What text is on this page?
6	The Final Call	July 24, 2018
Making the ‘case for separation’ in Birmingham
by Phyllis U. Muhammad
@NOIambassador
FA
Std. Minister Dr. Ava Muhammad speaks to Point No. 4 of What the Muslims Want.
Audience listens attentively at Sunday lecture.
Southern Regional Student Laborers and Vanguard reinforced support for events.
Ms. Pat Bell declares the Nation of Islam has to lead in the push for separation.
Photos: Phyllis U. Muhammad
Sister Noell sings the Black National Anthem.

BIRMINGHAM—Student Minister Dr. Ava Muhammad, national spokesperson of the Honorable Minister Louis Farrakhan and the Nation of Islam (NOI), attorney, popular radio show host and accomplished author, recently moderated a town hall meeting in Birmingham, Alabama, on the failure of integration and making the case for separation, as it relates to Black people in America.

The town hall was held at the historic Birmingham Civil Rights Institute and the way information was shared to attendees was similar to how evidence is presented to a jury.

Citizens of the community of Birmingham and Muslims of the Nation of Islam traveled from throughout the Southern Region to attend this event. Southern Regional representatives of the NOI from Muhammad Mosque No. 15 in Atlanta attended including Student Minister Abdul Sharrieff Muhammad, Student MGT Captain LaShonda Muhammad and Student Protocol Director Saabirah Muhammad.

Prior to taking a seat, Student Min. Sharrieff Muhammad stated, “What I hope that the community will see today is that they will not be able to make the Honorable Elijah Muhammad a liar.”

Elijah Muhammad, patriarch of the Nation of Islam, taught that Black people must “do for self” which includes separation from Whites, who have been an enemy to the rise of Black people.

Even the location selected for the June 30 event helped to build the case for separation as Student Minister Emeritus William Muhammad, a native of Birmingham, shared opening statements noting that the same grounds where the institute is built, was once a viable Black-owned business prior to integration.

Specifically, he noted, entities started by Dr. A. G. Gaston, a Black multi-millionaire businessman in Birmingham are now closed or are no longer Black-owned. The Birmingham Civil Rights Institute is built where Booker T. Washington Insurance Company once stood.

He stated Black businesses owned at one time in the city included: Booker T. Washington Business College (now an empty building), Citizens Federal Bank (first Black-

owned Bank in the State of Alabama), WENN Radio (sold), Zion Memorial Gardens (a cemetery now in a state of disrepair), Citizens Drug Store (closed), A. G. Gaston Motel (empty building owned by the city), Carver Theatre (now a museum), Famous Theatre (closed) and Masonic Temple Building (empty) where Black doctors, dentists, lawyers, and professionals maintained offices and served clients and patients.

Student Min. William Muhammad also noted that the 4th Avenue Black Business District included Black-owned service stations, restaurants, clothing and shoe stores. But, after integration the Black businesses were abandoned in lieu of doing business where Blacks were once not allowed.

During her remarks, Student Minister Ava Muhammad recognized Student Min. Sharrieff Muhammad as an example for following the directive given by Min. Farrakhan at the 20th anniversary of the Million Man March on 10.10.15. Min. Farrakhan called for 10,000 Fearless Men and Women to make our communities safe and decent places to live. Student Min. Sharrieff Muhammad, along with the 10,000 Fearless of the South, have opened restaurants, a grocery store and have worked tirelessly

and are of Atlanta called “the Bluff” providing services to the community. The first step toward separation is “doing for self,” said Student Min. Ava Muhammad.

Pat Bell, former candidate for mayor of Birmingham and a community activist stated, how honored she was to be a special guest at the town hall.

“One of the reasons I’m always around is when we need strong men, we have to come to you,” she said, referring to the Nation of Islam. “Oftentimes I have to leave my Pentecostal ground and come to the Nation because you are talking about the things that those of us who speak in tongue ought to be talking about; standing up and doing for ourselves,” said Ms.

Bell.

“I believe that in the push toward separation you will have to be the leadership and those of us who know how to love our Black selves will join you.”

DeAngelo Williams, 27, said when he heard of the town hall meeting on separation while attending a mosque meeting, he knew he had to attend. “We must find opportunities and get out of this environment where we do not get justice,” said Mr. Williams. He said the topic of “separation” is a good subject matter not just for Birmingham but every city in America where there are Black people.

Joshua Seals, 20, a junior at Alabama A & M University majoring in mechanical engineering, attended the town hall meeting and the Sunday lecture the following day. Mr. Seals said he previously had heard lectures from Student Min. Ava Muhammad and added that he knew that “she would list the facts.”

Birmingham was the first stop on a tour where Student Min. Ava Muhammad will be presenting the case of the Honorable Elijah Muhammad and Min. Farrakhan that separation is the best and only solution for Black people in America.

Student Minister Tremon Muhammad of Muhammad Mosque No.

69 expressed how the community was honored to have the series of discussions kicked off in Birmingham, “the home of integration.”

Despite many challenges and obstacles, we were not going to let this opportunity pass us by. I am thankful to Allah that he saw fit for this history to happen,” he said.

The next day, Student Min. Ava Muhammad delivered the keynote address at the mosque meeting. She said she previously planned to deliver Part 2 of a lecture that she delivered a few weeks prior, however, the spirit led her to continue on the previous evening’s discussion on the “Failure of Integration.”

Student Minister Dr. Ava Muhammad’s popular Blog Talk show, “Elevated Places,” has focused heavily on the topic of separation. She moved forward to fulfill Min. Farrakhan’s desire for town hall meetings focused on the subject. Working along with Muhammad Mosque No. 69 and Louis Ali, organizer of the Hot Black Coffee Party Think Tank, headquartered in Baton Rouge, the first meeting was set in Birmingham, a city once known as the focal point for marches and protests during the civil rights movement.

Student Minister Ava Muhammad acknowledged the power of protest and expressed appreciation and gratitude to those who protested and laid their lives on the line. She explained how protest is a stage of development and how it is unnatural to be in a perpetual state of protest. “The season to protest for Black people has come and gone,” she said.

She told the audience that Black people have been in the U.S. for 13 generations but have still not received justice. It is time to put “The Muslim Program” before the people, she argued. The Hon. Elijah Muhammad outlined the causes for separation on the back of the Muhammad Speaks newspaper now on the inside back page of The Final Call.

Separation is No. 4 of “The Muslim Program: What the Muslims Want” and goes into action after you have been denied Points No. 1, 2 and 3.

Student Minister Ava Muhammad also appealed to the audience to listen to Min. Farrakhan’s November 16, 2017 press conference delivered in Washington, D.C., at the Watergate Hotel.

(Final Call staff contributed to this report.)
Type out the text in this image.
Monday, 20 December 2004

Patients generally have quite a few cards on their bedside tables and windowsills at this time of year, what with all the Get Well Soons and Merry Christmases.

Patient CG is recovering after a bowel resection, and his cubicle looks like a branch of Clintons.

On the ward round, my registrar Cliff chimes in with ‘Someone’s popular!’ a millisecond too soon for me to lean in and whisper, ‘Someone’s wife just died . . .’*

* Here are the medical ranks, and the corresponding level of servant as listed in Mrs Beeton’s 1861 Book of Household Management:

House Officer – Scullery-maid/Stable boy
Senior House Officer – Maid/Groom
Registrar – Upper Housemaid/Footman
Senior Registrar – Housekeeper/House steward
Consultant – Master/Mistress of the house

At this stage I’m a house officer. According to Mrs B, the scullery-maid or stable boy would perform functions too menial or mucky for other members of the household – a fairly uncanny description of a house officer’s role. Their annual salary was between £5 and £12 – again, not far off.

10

Description of the task —
Without omitting anything, output the data verbatim.

Solution to the exercise —
What text is on this page?
6	The Final Call	July 24, 2018
Making the ‘case for separation’ in Birmingham
by Phyllis U. Muhammad
@NOIambassador
FA
Std. Minister Dr. Ava Muhammad speaks to Point No. 4 of What the Muslims Want.
Audience listens attentively at Sunday lecture.
Southern Regional Student Laborers and Vanguard reinforced support for events.
Ms. Pat Bell declares the Nation of Islam has to lead in the push for separation.
Photos: Phyllis U. Muhammad
Sister Noell sings the Black National Anthem.

BIRMINGHAM—Student Minister Dr. Ava Muhammad, national spokesperson of the Honorable Minister Louis Farrakhan and the Nation of Islam (NOI), attorney, popular radio show host and accomplished author, recently moderated a town hall meeting in Birmingham, Alabama, on the failure of integration and making the case for separation, as it relates to Black people in America.

The town hall was held at the historic Birmingham Civil Rights Institute and the way information was shared to attendees was similar to how evidence is presented to a jury.

Citizens of the community of Birmingham and Muslims of the Nation of Islam traveled from throughout the Southern Region to attend this event. Southern Regional representatives of the NOI from Muhammad Mosque No. 15 in Atlanta attended including Student Minister Abdul Sharrieff Muhammad, Student MGT Captain LaShonda Muhammad and Student Protocol Director Saabirah Muhammad.

Prior to taking a seat, Student Min. Sharrieff Muhammad stated, “What I hope that the community will see today is that they will not be able to make the Honorable Elijah Muhammad a liar.”

Elijah Muhammad, patriarch of the Nation of Islam, taught that Black people must “do for self” which includes separation from Whites, who have been an enemy to the rise of Black people.

Even the location selected for the June 30 event helped to build the case for separation as Student Minister Emeritus William Muhammad, a native of Birmingham, shared opening statements noting that the same grounds where the institute is built, was once a viable Black-owned business prior to integration.

Specifically, he noted, entities started by Dr. A. G. Gaston, a Black multi-millionaire businessman in Birmingham are now closed or are no longer Black-owned. The Birmingham Civil Rights Institute is built where Booker T. Washington Insurance Company once stood.

He stated Black businesses owned at one time in the city included: Booker T. Washington Business College (now an empty building), Citizens Federal Bank (first Black-

owned Bank in the State of Alabama), WENN Radio (sold), Zion Memorial Gardens (a cemetery now in a state of disrepair), Citizens Drug Store (closed), A. G. Gaston Motel (empty building owned by the city), Carver Theatre (now a museum), Famous Theatre (closed) and Masonic Temple Building (empty) where Black doctors, dentists, lawyers, and professionals maintained offices and served clients and patients.

Student Min. William Muhammad also noted that the 4th Avenue Black Business District included Black-owned service stations, restaurants, clothing and shoe stores. But, after integration the Black businesses were abandoned in lieu of doing business where Blacks were once not allowed.

During her remarks, Student Minister Ava Muhammad recognized Student Min. Sharrieff Muhammad as an example for following the directive given by Min. Farrakhan at the 20th anniversary of the Million Man March on 10.10.15. Min. Farrakhan called for 10,000 Fearless Men and Women to make our communities safe and decent places to live. Student Min. Sharrieff Muhammad, along with the 10,000 Fearless of the South, have opened restaurants, a grocery store and have worked tirelessly

and are of Atlanta called “the Bluff” providing services to the community. The first step toward separation is “doing for self,” said Student Min. Ava Muhammad.

Pat Bell, former candidate for mayor of Birmingham and a community activist stated, how honored she was to be a special guest at the town hall.

“One of the reasons I’m always around is when we need strong men, we have to come to you,” she said, referring to the Nation of Islam. “Oftentimes I have to leave my Pentecostal ground and come to the Nation because you are talking about the things that those of us who speak in tongue ought to be talking about; standing up and doing for ourselves,” said Ms.

Bell.

“I believe that in the push toward separation you will have to be the leadership and those of us who know how to love our Black selves will join you.”

DeAngelo Williams, 27, said when he heard of the town hall meeting on separation while attending a mosque meeting, he knew he had to attend. “We must find opportunities and get out of this environment where we do not get justice,” said Mr. Williams. He said the topic of “separation” is a good subject matter not just for Birmingham but every city in America where there are Black people.

Joshua Seals, 20, a junior at Alabama A & M University majoring in mechanical engineering, attended the town hall meeting and the Sunday lecture the following day. Mr. Seals said he previously had heard lectures from Student Min. Ava Muhammad and added that he knew that “she would list the facts.”

Birmingham was the first stop on a tour where Student Min. Ava Muhammad will be presenting the case of the Honorable Elijah Muhammad and Min. Farrakhan that separation is the best and only solution for Black people in America.

Student Minister Tremon Muhammad of Muhammad Mosque No.

69 expressed how the community was honored to have the series of discussions kicked off in Birmingham, “the home of integration.”

Despite many challenges and obstacles, we were not going to let this opportunity pass us by. I am thankful to Allah that he saw fit for this history to happen,” he said.

The next day, Student Min. Ava Muhammad delivered the keynote address at the mosque meeting. She said she previously planned to deliver Part 2 of a lecture that she delivered a few weeks prior, however, the spirit led her to continue on the previous evening’s discussion on the “Failure of Integration.”

Student Minister Dr. Ava Muhammad’s popular Blog Talk show, “Elevated Places,” has focused heavily on the topic of separation. She moved forward to fulfill Min. Farrakhan’s desire for town hall meetings focused on the subject. Working along with Muhammad Mosque No. 69 and Louis Ali, organizer of the Hot Black Coffee Party Think Tank, headquartered in Baton Rouge, the first meeting was set in Birmingham, a city once known as the focal point for marches and protests during the civil rights movement.

Student Minister Ava Muhammad acknowledged the power of protest and expressed appreciation and gratitude to those who protested and laid their lives on the line. She explained how protest is a stage of development and how it is unnatural to be in a perpetual state of protest. “The season to protest for Black people has come and gone,” she said.

She told the audience that Black people have been in the U.S. for 13 generations but have still not received justice. It is time to put “The Muslim Program” before the people, she argued. The Hon. Elijah Muhammad outlined the causes for separation on the back of the Muhammad Speaks newspaper now on the inside back page of The Final Call.

Separation is No. 4 of “The Muslim Program: What the Muslims Want” and goes into action after you have been denied Points No. 1, 2 and 3.

Student Minister Ava Muhammad also appealed to the audience to listen to Min. Farrakhan’s November 16, 2017 press conference delivered in Washington, D.C., at the Watergate Hotel.

(Final Call staff contributed to this report.)
Type out the text in this image.
Monday, 20 December 2004

Patients generally have quite a few cards on their bedside tables and windowsills at this time of year, what with all the Get Well Soons and Merry Christmases.

Patient CG is recovering after a bowel resection, and his cubicle looks like a branch of Clintons.

On the ward round, my registrar Cliff chimes in with ‘Someone’s popular!’ a millisecond too soon for me to lean in and whisper, ‘Someone’s wife just died . . .’*

* Here are the medical ranks, and the corresponding level of servant as listed in Mrs Beeton’s 1861 Book of Household Management:

House Officer – Scullery-maid/Stable boy
Senior House Officer – Maid/Groom
Registrar – Upper Housemaid/Footman
Senior Registrar – Housekeeper/House steward
Consultant – Master/Mistress of the house

At this stage I’m a house officer. According to Mrs B, the scullery-maid or stable boy would perform functions too menial or mucky for other members of the household – a fairly uncanny description of a house officer’s role. Their annual salary was between £5 and £12 – again, not far off.

10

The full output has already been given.